* begin ROWS *

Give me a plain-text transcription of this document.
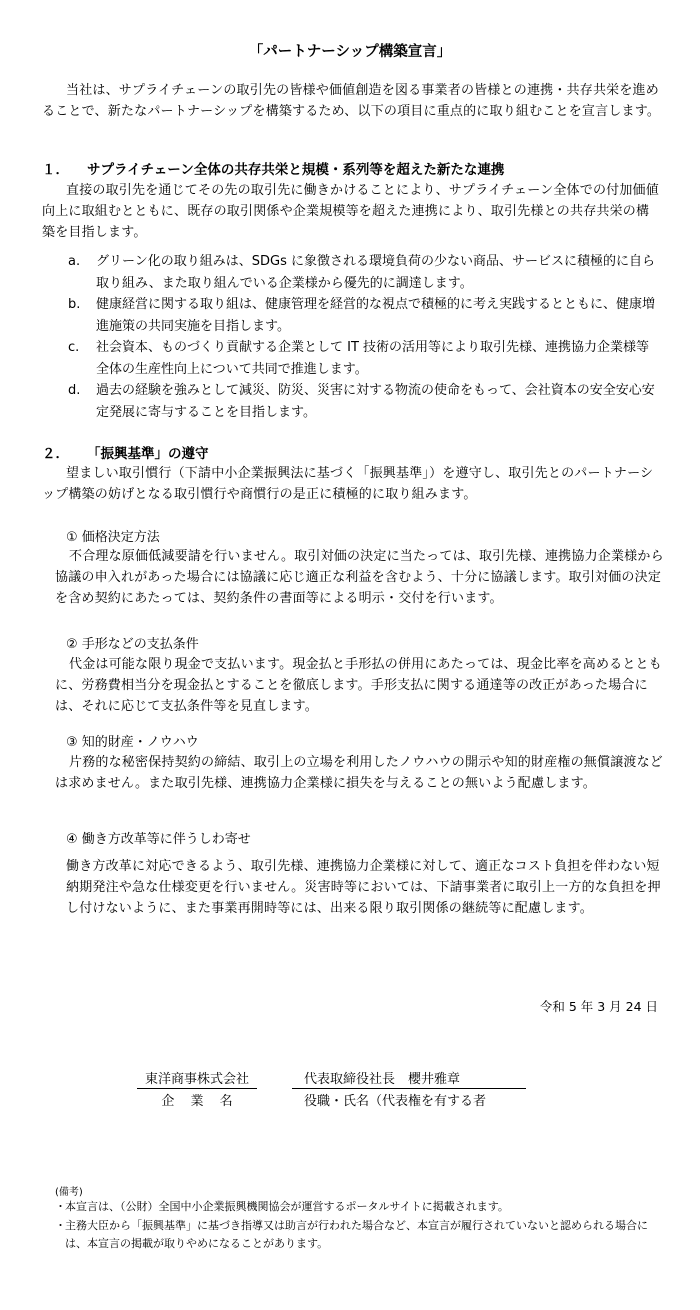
「パートナーシップ構築宣言」
当社は、サプライチェーンの取引先の皆様や価値創造を図る事業者の皆様との連携・共存共栄を進めることで、新たなパートナーシップを構築するため、以下の項目に重点的に取り組むことを宣言します。
１． サプライチェーン全体の共存共栄と規模・系列等を超えた新たな連携
直接の取引先を通じてその先の取引先に働きかけることにより、サプライチェーン全体での付加価値向上に取組むとともに、既存の取引関係や企業規模等を超えた連携により、取引先様との共存共栄の構築を目指します。
a. グリーン化の取り組みは、SDGs に象徴される環境負荷の少ない商品、サービスに積極的に自ら取り組み、また取り組んでいる企業様から優先的に調達します。
b. 健康経営に関する取り組は、健康管理を経営的な視点で積極的に考え実践するとともに、健康増進施策の共同実施を目指します。
c. 社会資本、ものづくり貢献する企業として IT 技術の活用等により取引先様、連携協力企業様等全体の生産性向上について共同で推進します。
d. 過去の経験を強みとして減災、防災、災害に対する物流の使命をもって、会社資本の安全安心安定発展に寄与することを目指します。
２． 「振興基準」の遵守
望ましい取引慣行（下請中小企業振興法に基づく「振興基準」）を遵守し、取引先とのパートナーシップ構築の妨げとなる取引慣行や商慣行の是正に積極的に取り組みます。
① 価格決定方法
不合理な原価低減要請を行いません。取引対価の決定に当たっては、取引先様、連携協力企業様から協議の申入れがあった場合には協議に応じ適正な利益を含むよう、十分に協議します。取引対価の決定を含め契約にあたっては、契約条件の書面等による明示・交付を行います。
② 手形などの支払条件
代金は可能な限り現金で支払います。現金払と手形払の併用にあたっては、現金比率を高めるとともに、労務費相当分を現金払とすることを徹底します。手形支払に関する通達等の改正があった場合には、それに応じて支払条件等を見直します。
③ 知的財産・ノウハウ
片務的な秘密保持契約の締結、取引上の立場を利用したノウハウの開示や知的財産権の無償譲渡などは求めません。また取引先様、連携協力企業様に損失を与えることの無いよう配慮します。
④ 働き方改革等に伴うしわ寄せ
働き方改革に対応できるよう、取引先様、連携協力企業様に対して、適正なコスト負担を伴わない短納期発注や急な仕様変更を行いません。災害時等においては、下請事業者に取引上一方的な負担を押し付けないように、また事業再開時等には、出来る限り取引関係の継続等に配慮します。
令和 5 年 3 月 24 日
東洋商事株式会社	代表取締役社長　櫻井雅章
企 業 名	役職・氏名（代表権を有する者
(備考)
・ 本宣言は、（公財）全国中小企業振興機関協会が運営するポータルサイトに掲載されます。
・ 主務大臣から「振興基準」に基づき指導又は助言が行われた場合など、本宣言が履行されていないと認められる場合には、本宣言の掲載が取りやめになることがあります。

* end ROWS *

Scan the data above; copy every line where "振興基準" appears.

２． 「振興基準」の遵守
望ましい取引慣行（下請中小企業振興法に基づく「振興基準」）を遵守し、取引先とのパートナーシップ構築の妨げとなる取引慣行や商慣行の是正に積極的に取り組みます。
・ 主務大臣から「振興基準」に基づき指導又は助言が行われた場合など、本宣言が履行されていないと認められる場合には、本宣言の掲載が取りやめになることがあります。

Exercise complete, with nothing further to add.